### What this task involves
Find and copy each line of the records where the string "Хабр" shows up.

** Start Provided records **

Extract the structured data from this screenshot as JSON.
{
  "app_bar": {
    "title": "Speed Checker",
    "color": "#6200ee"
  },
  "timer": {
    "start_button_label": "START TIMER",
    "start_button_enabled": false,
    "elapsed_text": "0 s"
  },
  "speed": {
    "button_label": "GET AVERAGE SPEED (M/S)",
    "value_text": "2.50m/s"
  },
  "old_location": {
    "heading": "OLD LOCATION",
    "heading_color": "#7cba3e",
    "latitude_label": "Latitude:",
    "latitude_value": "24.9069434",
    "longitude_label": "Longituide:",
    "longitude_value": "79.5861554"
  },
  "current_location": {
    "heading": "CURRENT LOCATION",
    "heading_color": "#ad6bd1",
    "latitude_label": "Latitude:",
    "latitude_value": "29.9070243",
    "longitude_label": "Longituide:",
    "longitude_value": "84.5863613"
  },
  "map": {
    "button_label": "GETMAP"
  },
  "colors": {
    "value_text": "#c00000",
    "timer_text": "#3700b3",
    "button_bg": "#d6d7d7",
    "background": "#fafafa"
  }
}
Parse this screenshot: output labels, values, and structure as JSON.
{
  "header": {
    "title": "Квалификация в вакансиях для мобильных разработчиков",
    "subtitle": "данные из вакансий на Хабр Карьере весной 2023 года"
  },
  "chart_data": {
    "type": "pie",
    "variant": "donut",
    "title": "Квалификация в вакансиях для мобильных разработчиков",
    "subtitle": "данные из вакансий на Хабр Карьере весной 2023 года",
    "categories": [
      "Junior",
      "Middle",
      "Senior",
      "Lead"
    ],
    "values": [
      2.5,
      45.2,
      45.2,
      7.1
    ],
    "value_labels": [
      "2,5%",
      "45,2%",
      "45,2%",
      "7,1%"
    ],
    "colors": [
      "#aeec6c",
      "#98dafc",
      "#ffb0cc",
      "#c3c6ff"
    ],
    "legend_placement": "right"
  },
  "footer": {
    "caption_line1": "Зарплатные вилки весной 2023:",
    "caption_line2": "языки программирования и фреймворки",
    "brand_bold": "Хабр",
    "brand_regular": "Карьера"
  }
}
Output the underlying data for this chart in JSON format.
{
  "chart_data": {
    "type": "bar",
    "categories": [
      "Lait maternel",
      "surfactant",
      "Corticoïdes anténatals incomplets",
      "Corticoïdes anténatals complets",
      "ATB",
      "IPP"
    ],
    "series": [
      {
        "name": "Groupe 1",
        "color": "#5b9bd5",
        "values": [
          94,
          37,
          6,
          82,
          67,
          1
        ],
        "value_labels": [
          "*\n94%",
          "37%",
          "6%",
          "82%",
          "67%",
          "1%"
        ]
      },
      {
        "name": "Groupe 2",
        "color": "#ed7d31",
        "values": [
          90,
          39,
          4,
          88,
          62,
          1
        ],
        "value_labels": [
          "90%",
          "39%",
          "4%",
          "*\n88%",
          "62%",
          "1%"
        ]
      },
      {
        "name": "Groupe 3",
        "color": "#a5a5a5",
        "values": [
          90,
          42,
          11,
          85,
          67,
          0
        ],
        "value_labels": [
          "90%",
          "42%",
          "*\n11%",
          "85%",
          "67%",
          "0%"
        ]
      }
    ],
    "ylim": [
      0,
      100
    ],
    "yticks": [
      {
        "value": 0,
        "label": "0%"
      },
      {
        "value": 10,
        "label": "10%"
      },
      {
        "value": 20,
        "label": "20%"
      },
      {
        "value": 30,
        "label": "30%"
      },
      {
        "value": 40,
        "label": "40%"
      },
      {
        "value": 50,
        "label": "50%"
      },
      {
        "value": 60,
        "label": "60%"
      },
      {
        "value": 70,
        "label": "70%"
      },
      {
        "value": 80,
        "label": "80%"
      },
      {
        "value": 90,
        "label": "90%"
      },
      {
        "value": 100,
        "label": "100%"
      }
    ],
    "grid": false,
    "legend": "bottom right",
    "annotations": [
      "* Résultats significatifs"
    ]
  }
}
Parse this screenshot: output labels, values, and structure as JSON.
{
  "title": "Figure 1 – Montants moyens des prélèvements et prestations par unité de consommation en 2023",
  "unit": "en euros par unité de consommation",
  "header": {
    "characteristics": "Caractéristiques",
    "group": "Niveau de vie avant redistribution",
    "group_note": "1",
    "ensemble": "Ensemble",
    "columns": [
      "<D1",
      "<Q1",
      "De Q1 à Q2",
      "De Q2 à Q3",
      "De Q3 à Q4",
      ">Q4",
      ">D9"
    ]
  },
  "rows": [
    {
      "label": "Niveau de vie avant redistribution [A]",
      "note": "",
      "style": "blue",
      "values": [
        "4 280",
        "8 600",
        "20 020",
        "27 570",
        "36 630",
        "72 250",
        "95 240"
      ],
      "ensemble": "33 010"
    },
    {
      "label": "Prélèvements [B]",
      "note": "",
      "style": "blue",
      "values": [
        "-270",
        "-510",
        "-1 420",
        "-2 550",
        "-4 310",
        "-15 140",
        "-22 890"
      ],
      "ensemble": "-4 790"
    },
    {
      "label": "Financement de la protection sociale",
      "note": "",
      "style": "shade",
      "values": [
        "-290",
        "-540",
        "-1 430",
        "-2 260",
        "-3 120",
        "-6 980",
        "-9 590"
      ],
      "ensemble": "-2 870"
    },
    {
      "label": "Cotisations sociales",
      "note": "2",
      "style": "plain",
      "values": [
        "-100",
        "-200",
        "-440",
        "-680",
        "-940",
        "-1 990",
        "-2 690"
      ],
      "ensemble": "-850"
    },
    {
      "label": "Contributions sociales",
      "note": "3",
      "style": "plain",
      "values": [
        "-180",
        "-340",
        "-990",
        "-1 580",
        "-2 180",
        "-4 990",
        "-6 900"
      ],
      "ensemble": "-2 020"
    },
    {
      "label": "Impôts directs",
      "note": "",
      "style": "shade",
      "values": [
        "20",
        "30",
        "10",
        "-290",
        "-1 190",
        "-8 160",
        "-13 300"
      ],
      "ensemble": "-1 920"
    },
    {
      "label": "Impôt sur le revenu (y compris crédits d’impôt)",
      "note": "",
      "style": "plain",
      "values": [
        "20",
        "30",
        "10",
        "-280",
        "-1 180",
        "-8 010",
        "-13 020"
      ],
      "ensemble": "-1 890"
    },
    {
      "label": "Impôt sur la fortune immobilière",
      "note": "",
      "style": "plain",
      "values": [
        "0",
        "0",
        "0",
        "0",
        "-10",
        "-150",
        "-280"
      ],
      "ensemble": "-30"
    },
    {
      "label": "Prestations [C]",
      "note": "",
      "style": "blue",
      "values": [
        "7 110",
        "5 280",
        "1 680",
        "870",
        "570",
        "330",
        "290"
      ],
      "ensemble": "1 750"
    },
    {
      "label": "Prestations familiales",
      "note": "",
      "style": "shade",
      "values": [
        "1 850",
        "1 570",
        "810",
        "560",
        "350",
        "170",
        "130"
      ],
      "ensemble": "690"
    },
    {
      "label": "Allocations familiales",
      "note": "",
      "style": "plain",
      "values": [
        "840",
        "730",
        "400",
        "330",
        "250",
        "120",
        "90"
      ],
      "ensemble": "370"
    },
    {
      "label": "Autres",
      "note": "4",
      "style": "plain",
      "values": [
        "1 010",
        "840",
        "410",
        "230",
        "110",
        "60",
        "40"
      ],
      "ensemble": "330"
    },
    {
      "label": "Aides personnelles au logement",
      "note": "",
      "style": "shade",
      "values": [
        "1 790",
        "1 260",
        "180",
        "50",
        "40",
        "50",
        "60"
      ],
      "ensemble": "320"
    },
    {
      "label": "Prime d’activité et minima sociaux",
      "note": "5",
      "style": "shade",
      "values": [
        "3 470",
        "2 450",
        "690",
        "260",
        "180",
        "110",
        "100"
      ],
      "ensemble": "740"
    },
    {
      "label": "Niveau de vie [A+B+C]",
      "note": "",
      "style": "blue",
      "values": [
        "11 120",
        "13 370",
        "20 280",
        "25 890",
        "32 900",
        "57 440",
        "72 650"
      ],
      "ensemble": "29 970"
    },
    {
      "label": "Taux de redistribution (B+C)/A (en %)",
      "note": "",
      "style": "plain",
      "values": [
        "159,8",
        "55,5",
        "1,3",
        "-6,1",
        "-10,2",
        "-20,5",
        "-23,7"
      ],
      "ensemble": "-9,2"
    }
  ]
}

** End Provided records **

### Answer for this exercise
    "subtitle": "данные из вакансий на Хабр Карьере весной 2023 года"
    "subtitle": "данные из вакансий на Хабр Карьере весной 2023 года",
    "brand_bold": "Хабр",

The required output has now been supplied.